Lines holding the string "Scheduled" are the ones to copy; find them all in the data.

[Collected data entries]

* START *

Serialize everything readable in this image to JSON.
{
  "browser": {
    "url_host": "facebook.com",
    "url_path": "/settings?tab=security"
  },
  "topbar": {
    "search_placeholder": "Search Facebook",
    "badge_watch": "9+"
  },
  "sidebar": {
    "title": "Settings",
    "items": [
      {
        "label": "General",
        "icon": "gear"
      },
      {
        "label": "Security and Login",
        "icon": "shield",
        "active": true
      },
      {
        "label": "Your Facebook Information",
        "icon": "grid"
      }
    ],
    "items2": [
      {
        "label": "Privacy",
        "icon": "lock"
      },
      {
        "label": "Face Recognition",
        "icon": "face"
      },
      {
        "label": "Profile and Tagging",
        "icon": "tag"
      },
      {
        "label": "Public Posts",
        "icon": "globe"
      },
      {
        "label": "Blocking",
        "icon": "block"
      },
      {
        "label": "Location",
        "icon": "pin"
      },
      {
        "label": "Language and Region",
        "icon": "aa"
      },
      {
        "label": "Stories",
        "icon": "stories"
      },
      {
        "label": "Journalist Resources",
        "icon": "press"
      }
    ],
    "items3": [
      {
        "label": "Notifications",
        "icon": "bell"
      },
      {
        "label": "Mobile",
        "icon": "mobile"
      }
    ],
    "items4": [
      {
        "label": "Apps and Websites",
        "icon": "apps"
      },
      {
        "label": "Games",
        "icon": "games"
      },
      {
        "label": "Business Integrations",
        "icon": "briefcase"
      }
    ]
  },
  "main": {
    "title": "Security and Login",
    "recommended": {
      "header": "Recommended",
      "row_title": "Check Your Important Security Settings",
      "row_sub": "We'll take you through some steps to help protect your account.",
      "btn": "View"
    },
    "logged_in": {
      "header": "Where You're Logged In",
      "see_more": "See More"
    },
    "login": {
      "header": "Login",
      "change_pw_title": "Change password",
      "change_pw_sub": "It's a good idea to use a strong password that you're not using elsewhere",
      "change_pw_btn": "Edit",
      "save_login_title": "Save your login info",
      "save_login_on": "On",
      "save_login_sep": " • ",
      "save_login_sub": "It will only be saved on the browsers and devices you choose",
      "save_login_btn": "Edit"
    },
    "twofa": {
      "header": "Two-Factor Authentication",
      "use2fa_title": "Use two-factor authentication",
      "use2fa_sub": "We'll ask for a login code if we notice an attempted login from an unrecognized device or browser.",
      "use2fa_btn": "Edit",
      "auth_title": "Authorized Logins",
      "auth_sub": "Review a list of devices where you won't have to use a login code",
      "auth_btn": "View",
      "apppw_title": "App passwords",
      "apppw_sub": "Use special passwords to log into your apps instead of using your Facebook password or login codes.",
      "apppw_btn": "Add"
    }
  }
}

* END *
* START *

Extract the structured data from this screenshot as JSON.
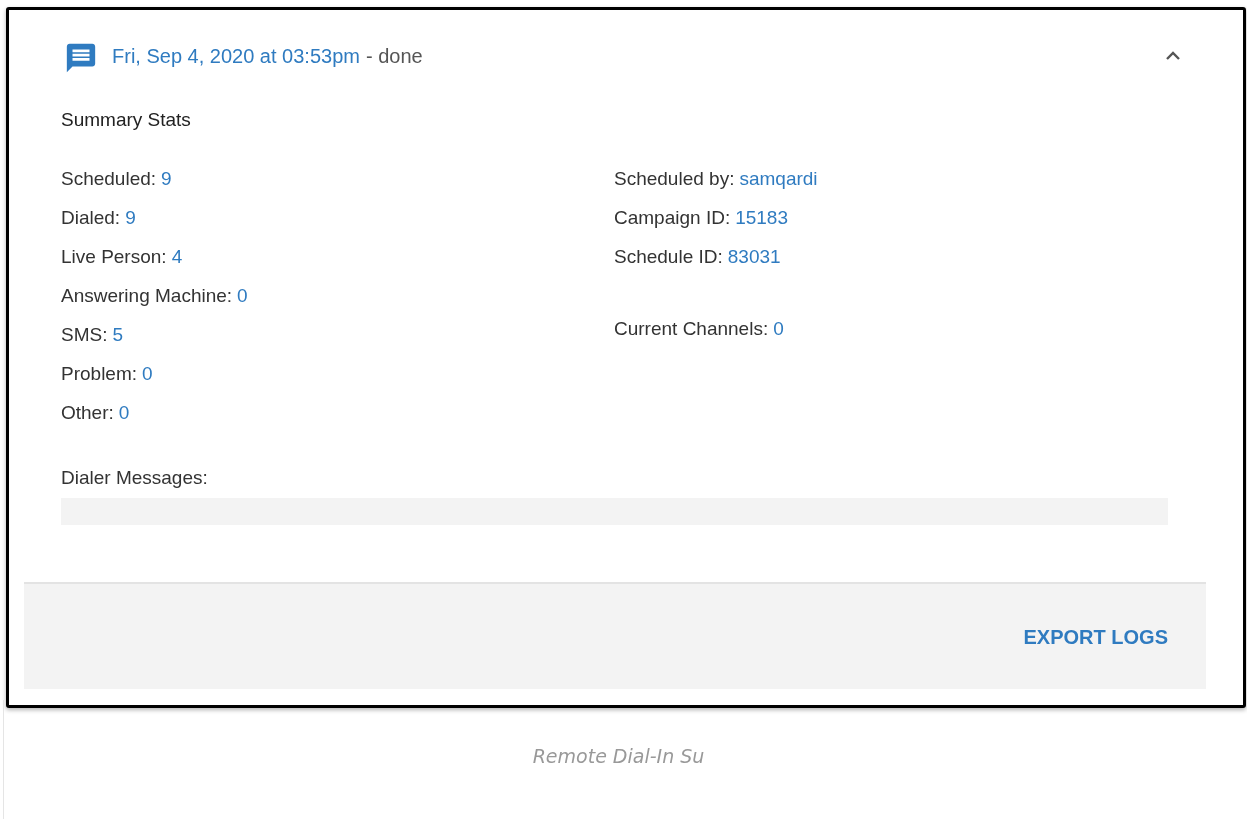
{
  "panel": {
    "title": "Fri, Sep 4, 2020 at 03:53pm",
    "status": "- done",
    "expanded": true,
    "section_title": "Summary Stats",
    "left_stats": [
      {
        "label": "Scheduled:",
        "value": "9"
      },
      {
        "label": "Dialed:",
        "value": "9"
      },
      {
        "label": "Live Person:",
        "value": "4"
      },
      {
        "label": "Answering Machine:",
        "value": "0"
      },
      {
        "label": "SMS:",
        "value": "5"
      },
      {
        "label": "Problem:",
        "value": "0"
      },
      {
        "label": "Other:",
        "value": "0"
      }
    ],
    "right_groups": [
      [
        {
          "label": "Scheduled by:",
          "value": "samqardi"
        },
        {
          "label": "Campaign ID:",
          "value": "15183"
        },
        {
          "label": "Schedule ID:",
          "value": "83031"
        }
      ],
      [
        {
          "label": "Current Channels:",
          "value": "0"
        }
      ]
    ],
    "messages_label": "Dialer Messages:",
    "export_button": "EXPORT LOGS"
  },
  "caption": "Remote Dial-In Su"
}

* END *

ANSWER TO THE PROBLEM:
        "label": "Scheduled:",
          "label": "Scheduled by:",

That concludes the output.